begin ENTRIES PROVIDED

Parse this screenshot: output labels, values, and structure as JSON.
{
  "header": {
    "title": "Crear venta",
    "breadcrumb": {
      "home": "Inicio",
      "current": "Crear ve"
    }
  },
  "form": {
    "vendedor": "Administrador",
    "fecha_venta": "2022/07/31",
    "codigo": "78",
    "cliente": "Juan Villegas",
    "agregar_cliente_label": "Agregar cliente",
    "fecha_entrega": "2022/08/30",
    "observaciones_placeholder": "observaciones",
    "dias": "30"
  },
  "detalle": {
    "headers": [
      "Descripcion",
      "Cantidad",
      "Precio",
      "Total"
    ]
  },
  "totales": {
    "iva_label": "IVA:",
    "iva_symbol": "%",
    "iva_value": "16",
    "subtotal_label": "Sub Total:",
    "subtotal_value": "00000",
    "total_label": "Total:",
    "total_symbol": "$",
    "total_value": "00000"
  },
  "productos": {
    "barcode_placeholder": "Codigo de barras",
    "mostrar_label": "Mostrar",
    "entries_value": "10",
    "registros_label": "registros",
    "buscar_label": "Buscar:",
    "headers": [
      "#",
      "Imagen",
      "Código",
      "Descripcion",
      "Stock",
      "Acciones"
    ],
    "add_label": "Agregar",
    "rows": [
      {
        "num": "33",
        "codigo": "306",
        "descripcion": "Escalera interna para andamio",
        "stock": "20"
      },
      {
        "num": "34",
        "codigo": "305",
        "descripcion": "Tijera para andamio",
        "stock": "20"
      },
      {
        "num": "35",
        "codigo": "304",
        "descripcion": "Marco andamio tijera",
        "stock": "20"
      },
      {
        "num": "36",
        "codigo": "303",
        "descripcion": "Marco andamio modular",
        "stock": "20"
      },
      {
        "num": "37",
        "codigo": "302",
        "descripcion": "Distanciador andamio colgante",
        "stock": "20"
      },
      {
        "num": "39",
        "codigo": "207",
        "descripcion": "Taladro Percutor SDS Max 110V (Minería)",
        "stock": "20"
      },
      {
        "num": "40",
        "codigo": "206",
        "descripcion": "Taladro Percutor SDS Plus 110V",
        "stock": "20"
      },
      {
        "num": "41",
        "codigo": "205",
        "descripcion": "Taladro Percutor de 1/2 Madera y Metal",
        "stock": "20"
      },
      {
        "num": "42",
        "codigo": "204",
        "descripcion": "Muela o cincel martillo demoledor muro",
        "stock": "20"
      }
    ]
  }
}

end ENTRIES PROVIDED
begin ENTRIES PROVIDED

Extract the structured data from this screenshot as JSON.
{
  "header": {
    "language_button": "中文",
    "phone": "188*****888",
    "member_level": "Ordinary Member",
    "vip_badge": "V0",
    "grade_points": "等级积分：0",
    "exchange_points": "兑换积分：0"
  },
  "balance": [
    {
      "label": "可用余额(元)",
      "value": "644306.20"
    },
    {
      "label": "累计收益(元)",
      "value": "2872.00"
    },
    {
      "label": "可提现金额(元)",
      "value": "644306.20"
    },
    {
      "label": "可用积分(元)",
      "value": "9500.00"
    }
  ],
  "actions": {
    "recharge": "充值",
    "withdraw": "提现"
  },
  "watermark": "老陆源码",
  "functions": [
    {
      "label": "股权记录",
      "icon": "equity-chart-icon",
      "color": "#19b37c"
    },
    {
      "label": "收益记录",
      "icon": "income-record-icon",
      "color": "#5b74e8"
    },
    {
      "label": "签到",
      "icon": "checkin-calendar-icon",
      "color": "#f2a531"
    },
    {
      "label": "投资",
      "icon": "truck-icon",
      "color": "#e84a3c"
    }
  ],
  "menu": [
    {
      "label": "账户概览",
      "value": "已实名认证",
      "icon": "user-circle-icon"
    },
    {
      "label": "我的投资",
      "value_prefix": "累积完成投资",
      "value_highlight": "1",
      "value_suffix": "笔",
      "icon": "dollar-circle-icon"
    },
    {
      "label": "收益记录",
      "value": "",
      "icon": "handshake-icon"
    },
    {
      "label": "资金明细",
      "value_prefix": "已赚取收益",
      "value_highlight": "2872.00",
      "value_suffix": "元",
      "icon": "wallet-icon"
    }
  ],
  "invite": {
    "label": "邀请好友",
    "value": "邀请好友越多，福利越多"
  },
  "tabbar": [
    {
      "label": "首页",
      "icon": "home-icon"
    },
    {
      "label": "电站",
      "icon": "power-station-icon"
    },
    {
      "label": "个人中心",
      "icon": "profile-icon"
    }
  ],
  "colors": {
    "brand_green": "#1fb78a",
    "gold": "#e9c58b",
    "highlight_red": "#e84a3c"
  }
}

end ENTRIES PROVIDED
begin ENTRIES PROVIDED

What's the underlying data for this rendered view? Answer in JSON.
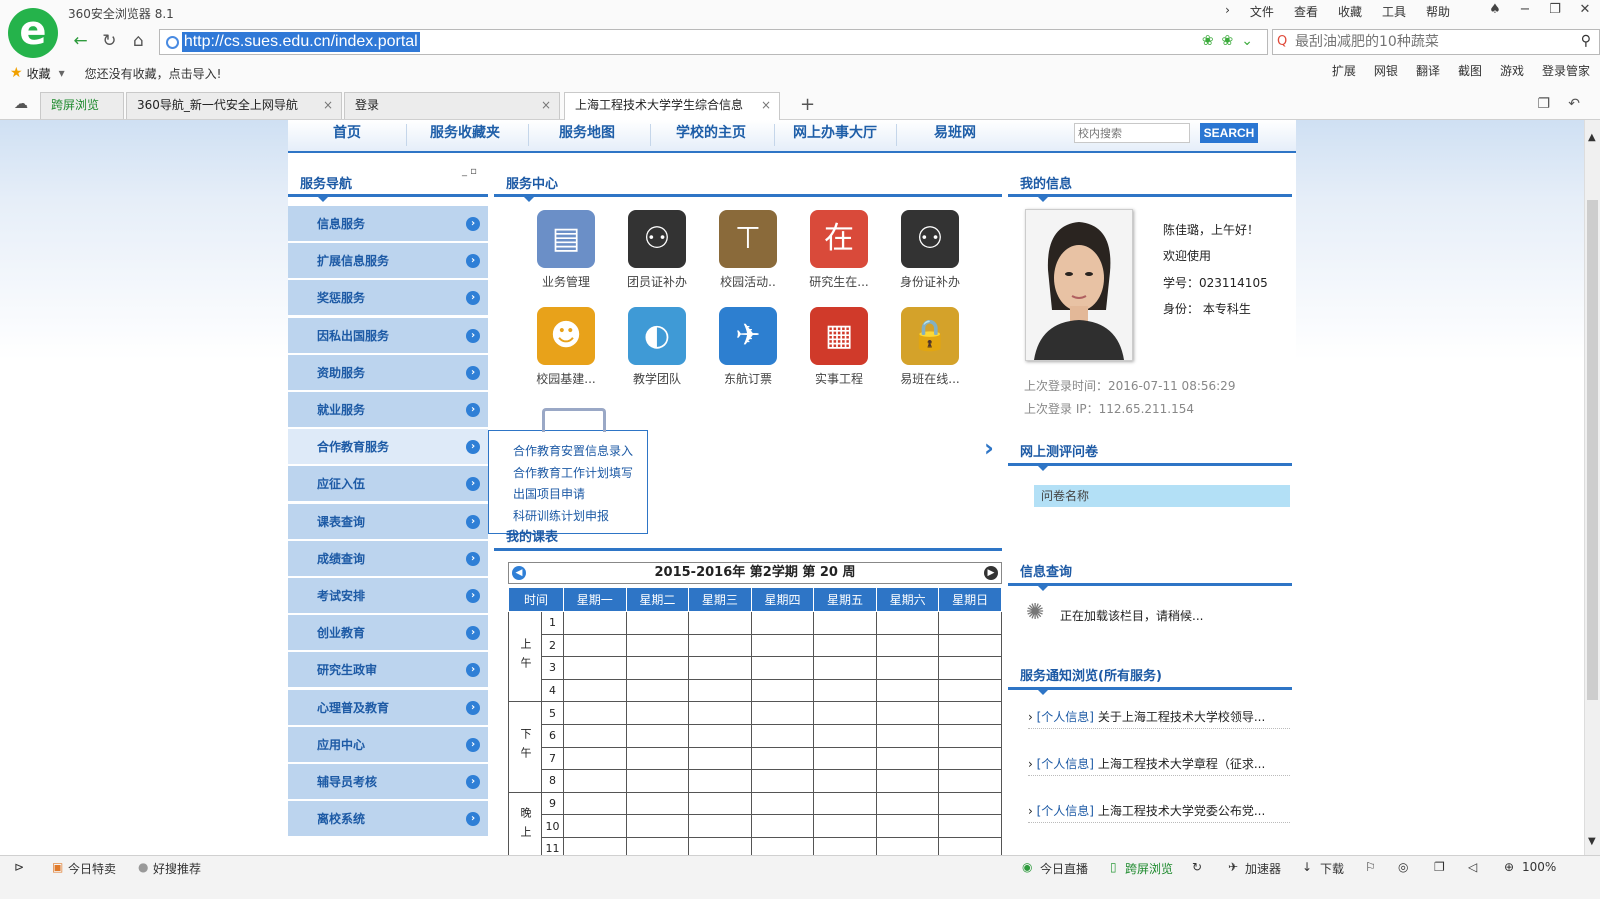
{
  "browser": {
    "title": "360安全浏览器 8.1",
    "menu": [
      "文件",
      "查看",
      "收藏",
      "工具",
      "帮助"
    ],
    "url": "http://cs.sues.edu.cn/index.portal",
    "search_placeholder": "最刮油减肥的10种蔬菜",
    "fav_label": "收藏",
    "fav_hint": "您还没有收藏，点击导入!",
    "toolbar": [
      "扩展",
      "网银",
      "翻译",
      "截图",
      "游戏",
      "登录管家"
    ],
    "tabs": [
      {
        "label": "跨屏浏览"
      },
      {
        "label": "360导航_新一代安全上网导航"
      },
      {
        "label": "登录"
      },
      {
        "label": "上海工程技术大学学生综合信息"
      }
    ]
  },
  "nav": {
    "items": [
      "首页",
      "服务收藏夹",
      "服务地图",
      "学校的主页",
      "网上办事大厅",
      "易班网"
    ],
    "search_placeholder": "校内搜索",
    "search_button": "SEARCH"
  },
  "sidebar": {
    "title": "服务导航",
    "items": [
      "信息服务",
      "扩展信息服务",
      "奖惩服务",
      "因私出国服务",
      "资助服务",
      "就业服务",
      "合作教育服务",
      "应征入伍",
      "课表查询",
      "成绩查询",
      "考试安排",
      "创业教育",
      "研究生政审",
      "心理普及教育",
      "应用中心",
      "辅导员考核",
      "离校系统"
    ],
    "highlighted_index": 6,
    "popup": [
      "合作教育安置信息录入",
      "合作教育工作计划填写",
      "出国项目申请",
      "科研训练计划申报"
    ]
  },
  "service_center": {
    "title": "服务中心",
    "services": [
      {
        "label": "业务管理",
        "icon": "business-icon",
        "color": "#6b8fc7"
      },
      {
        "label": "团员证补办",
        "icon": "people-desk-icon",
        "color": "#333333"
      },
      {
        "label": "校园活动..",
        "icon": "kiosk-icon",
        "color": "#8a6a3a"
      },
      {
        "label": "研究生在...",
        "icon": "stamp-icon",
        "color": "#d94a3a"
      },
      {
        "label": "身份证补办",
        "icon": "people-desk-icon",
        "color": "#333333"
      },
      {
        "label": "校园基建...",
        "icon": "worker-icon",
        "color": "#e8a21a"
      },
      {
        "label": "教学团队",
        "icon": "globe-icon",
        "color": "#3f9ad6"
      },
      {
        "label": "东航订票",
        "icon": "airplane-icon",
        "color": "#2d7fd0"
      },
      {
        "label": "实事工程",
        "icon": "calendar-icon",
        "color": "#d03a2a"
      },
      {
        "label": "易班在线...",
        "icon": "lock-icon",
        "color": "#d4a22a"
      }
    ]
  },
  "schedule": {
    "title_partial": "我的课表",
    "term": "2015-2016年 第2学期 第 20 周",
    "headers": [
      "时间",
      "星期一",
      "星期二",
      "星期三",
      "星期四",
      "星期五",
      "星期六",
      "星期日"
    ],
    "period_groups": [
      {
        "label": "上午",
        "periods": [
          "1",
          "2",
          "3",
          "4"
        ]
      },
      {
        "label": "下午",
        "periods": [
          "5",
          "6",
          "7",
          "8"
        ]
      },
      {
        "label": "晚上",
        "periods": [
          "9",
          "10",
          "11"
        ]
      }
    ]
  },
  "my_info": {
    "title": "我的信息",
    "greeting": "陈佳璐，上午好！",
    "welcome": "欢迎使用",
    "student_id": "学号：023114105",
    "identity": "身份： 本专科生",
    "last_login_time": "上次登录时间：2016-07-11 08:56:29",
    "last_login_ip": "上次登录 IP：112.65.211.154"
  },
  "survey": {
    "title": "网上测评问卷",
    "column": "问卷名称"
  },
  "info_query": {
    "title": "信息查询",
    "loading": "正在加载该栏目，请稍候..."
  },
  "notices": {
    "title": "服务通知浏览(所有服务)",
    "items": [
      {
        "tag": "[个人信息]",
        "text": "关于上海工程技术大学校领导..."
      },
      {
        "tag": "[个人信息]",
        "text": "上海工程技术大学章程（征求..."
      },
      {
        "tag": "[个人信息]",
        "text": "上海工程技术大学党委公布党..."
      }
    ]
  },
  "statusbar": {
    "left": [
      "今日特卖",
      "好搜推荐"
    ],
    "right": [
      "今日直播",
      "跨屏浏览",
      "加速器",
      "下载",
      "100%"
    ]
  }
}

end ENTRIES PROVIDED

__TASK TO COMPLETE__
Of all the lines in the data above, state how many include "screenshot". Say only the number.

__WRITTEN RESPONSE__
2